» Exercise description: Go through the listing below and gather every line with the word "this".

------ Source material

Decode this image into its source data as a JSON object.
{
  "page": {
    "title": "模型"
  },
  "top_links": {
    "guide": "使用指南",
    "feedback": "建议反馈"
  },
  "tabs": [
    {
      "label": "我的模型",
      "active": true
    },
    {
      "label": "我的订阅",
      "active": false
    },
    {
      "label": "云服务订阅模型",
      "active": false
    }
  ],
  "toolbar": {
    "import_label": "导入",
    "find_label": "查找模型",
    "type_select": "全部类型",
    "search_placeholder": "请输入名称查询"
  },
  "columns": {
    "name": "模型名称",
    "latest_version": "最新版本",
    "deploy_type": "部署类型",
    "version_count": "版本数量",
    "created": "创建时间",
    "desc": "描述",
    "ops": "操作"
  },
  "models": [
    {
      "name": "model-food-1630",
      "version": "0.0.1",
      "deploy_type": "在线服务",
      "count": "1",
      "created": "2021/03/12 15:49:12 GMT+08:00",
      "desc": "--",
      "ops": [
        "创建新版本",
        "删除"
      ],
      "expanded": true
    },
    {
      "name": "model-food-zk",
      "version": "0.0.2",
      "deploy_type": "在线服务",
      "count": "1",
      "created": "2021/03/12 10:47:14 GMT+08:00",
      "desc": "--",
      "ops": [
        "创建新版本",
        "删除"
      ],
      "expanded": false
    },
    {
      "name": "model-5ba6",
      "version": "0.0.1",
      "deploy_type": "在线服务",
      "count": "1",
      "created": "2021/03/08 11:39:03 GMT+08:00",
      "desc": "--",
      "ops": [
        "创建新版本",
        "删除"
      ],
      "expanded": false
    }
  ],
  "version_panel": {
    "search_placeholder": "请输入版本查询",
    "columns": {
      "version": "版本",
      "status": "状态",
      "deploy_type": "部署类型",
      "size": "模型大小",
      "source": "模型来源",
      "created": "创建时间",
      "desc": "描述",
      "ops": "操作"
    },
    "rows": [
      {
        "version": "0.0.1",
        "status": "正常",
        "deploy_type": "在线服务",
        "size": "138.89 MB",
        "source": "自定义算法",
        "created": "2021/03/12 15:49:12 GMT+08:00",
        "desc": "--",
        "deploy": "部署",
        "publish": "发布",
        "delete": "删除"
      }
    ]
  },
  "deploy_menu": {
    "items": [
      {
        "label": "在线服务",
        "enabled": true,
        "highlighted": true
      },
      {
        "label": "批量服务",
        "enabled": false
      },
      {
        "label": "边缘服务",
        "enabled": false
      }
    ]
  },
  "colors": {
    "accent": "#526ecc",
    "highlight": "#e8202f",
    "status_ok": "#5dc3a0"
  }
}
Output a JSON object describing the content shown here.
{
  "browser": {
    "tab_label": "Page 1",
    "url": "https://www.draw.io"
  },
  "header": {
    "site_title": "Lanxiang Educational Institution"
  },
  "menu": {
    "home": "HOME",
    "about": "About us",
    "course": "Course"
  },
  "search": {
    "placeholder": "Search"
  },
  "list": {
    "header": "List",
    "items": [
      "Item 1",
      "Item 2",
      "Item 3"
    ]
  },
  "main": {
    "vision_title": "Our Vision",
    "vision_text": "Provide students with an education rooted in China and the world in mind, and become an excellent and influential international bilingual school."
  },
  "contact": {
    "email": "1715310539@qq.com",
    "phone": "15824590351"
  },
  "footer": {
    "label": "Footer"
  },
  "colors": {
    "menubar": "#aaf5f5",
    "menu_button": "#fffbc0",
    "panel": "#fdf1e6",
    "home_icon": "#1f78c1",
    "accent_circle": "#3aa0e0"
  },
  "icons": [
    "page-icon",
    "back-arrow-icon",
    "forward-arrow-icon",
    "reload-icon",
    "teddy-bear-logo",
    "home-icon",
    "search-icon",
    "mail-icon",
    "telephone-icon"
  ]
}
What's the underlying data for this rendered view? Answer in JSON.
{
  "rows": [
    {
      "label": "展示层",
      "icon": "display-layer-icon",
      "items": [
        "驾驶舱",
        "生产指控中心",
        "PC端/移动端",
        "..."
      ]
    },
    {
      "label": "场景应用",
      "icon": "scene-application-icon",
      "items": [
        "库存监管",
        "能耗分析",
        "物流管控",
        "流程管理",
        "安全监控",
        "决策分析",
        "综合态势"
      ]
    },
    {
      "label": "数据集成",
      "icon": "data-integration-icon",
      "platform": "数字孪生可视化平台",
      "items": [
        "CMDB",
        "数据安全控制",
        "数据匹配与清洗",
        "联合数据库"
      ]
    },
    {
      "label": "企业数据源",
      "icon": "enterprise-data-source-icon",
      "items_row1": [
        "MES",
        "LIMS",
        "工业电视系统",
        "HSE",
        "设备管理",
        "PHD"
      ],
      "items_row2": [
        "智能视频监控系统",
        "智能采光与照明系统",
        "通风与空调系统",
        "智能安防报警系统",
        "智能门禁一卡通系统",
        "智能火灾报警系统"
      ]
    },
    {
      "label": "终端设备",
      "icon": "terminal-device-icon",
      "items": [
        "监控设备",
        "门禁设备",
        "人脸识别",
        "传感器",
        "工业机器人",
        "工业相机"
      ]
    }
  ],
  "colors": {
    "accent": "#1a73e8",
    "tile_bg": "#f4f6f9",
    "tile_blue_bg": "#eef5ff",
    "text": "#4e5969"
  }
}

------------

» Complete output:
Decode this image into its source data as a JSON object.
What's the underlying data for this rendered view? Answer in JSON.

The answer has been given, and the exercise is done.